THE TASK = Please quote every item below word for word, line by line, and leave the pictures out of your answer.
== DATA ==
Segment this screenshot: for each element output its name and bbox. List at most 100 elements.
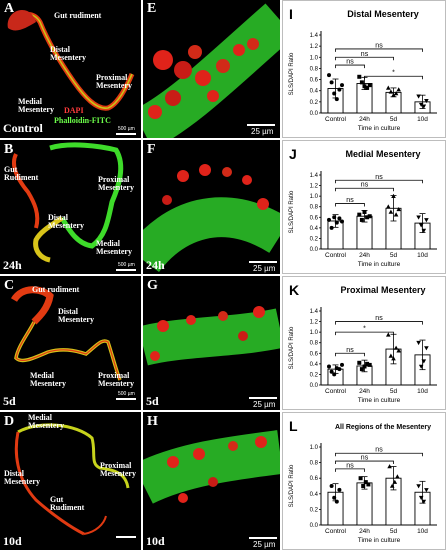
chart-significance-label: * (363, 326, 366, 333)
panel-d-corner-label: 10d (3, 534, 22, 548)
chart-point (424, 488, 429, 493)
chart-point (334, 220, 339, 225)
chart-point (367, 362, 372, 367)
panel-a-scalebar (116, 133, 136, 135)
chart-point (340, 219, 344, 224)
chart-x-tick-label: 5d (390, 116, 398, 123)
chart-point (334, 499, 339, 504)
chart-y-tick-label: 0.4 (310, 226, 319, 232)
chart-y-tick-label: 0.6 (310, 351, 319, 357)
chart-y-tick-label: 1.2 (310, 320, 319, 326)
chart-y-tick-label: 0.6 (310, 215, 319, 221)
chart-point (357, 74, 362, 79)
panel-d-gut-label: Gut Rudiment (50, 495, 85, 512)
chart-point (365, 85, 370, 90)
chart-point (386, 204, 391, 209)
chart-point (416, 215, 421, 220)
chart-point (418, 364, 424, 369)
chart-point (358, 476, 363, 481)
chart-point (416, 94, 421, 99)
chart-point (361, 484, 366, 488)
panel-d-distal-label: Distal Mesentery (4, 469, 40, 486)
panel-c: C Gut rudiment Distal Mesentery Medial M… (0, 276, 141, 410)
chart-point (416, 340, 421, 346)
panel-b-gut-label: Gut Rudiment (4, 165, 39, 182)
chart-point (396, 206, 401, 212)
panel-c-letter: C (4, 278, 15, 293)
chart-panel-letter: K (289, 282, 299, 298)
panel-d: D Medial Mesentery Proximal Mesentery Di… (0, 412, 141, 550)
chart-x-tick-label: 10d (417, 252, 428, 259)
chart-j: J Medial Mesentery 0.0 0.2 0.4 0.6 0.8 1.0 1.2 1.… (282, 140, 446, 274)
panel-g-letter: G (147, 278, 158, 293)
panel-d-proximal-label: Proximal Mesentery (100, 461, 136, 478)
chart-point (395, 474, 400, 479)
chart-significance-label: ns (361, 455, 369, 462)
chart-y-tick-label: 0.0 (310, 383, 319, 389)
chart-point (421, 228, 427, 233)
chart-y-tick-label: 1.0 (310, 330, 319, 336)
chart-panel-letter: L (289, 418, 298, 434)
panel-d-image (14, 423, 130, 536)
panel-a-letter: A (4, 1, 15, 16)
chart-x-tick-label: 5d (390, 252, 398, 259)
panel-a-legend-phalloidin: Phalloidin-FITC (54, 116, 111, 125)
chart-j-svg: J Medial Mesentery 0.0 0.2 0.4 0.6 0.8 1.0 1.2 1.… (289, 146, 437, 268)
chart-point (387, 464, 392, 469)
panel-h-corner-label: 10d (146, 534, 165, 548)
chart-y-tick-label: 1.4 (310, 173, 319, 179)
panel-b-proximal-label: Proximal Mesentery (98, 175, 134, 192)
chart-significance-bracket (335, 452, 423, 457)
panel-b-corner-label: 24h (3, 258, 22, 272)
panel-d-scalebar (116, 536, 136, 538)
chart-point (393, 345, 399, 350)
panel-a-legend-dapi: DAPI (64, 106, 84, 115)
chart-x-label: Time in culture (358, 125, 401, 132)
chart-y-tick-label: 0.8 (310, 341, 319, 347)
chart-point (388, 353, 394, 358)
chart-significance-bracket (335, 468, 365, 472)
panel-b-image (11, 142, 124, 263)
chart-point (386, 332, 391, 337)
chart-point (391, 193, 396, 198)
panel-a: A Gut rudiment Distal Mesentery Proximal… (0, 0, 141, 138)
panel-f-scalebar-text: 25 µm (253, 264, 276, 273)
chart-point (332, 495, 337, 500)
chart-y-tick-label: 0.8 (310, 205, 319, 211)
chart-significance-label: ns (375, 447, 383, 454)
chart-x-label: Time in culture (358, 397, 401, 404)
===
FULL ANSWER =
Segment this screenshot: for each element output its name and bbox. List at most 100 elements.
chart-significance-label: * (363, 326, 366, 333)
panel-d-corner-label: 10d (3, 534, 22, 548)
chart-point (424, 488, 429, 493)
chart-point (334, 220, 339, 225)
chart-point (367, 362, 372, 367)
panel-a-scalebar (116, 133, 136, 135)
chart-point (340, 219, 344, 224)
chart-x-tick-label: 5d (390, 116, 398, 123)
chart-point (334, 499, 339, 504)
chart-y-tick-label: 0.4 (310, 226, 319, 232)
chart-y-tick-label: 0.6 (310, 351, 319, 357)
chart-y-tick-label: 1.2 (310, 320, 319, 326)
chart-y-tick-label: 0.6 (310, 215, 319, 221)
chart-point (357, 74, 362, 79)
panel-d-gut-label: Gut Rudiment (50, 495, 85, 512)
chart-point (365, 85, 370, 90)
chart-point (386, 204, 391, 209)
chart-point (416, 215, 421, 220)
chart-point (418, 364, 424, 369)
chart-point (358, 476, 363, 481)
chart-point (416, 94, 421, 99)
chart-point (361, 484, 366, 488)
panel-d-distal-label: Distal Mesentery (4, 469, 40, 486)
panel-c: C Gut rudiment Distal Mesentery Medial M… (0, 276, 141, 410)
chart-point (416, 340, 421, 346)
panel-b-gut-label: Gut Rudiment (4, 165, 39, 182)
chart-point (396, 206, 401, 212)
panel-c-letter: C (4, 278, 15, 293)
chart-panel-letter: K (289, 282, 299, 298)
panel-d: D Medial Mesentery Proximal Mesentery Di… (0, 412, 141, 550)
chart-x-tick-label: 10d (417, 252, 428, 259)
chart-j: J Medial Mesentery 0.0 0.2 0.4 0.6 0.8 1.0 1.2 1.… (282, 140, 446, 274)
panel-g-letter: G (147, 278, 158, 293)
panel-d-proximal-label: Proximal Mesentery (100, 461, 136, 478)
chart-point (395, 474, 400, 479)
chart-significance-label: ns (361, 455, 369, 462)
chart-y-tick-label: 0.0 (310, 383, 319, 389)
chart-point (421, 228, 427, 233)
chart-y-tick-label: 1.0 (310, 330, 319, 336)
chart-panel-letter: L (289, 418, 298, 434)
panel-d-image (14, 423, 130, 536)
panel-a-letter: A (4, 1, 15, 16)
chart-x-tick-label: 5d (390, 252, 398, 259)
panel-a-legend-phalloidin: Phalloidin-FITC (54, 116, 111, 125)
chart-j-svg: J Medial Mesentery 0.0 0.2 0.4 0.6 0.8 1.0 1.2 1.… (289, 146, 437, 268)
chart-point (387, 464, 392, 469)
panel-h-corner-label: 10d (146, 534, 165, 548)
chart-y-tick-label: 1.4 (310, 173, 319, 179)
panel-b-proximal-label: Proximal Mesentery (98, 175, 134, 192)
chart-significance-bracket (335, 452, 423, 457)
panel-b-corner-label: 24h (3, 258, 22, 272)
panel-d-scalebar (116, 536, 136, 538)
chart-point (393, 345, 399, 350)
panel-a-legend-dapi: DAPI (64, 106, 84, 115)
chart-x-label: Time in culture (358, 125, 401, 132)
chart-y-tick-label: 0.8 (310, 341, 319, 347)
chart-point (388, 353, 394, 358)
chart-significance-bracket (335, 468, 365, 472)
panel-b-image (11, 142, 124, 263)
chart-point (386, 332, 391, 337)
chart-point (391, 193, 396, 198)
panel-a: A Gut rudiment Distal Mesentery Proximal… (0, 0, 141, 138)
panel-f-scalebar-text: 25 µm (253, 264, 276, 273)
chart-point (332, 495, 337, 500)
chart-y-tick-label: 0.8 (310, 205, 319, 211)
chart-significance-label: ns (375, 447, 383, 454)
chart-x-label: Time in culture (358, 397, 401, 404)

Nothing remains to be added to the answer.